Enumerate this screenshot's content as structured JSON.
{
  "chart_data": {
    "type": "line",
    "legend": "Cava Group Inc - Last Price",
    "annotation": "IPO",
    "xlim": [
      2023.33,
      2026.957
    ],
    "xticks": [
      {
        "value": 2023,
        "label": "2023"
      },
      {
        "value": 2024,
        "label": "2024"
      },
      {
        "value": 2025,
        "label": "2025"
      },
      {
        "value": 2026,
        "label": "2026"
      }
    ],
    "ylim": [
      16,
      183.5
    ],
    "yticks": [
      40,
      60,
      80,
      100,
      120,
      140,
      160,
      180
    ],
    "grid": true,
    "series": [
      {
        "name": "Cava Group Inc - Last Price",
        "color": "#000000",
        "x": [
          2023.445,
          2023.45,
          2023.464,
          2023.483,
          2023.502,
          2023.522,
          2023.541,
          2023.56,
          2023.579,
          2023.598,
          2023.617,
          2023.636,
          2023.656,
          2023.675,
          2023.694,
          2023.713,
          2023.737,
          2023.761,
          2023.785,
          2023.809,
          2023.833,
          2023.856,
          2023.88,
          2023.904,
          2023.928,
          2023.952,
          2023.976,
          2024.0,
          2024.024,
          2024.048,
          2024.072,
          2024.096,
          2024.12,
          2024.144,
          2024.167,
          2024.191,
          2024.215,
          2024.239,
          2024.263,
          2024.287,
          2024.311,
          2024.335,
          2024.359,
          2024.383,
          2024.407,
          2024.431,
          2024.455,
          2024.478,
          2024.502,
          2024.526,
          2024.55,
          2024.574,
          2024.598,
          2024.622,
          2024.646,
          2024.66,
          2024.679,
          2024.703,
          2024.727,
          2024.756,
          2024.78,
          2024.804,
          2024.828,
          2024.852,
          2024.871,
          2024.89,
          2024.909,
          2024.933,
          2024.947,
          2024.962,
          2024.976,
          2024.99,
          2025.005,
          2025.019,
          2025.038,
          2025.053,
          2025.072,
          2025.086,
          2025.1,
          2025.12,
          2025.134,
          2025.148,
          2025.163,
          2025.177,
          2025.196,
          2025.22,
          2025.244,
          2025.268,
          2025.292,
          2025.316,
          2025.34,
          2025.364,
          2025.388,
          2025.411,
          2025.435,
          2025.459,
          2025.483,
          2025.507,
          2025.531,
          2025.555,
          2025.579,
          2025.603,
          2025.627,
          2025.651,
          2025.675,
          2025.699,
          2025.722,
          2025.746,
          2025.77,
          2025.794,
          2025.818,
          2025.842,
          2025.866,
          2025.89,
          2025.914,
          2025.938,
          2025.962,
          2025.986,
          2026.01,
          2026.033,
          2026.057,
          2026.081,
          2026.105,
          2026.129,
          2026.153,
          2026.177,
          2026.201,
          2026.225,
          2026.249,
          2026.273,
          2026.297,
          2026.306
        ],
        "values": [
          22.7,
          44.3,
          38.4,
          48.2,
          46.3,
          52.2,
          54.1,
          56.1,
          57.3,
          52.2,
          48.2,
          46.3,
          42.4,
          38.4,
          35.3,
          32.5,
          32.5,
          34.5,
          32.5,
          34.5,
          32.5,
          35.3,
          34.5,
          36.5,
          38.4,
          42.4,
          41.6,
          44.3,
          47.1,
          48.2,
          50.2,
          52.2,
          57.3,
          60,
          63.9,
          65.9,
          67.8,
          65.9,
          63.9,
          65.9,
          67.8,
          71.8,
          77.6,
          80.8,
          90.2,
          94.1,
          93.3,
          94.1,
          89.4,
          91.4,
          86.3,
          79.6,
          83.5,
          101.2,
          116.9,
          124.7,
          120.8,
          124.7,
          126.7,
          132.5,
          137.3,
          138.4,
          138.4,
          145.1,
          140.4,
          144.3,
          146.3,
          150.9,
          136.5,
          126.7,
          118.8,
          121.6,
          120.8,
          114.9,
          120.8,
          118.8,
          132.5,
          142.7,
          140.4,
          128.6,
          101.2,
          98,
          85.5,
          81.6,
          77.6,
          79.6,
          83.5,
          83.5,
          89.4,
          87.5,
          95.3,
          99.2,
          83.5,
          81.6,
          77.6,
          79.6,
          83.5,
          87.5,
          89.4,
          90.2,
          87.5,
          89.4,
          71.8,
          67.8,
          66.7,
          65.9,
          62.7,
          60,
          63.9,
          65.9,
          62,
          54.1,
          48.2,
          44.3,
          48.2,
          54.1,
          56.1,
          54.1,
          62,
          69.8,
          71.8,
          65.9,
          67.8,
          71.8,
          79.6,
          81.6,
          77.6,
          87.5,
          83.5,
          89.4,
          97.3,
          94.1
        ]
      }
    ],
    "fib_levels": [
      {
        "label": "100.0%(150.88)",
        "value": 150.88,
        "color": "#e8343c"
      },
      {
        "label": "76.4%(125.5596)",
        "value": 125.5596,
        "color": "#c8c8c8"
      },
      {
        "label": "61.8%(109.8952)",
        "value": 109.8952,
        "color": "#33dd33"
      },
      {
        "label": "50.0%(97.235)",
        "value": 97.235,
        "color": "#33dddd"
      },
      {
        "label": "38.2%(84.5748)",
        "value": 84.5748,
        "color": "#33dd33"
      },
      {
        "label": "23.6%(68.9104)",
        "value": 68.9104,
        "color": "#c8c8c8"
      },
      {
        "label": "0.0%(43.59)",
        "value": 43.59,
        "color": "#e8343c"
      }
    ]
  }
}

☆ ☆ ☆ ☆ ☆

• Instructions to follow:
Show every line above in which the word "Last" occurs.

• Reply:
    "legend": "Cava Group Inc - Last Price",
        "name": "Cava Group Inc - Last Price",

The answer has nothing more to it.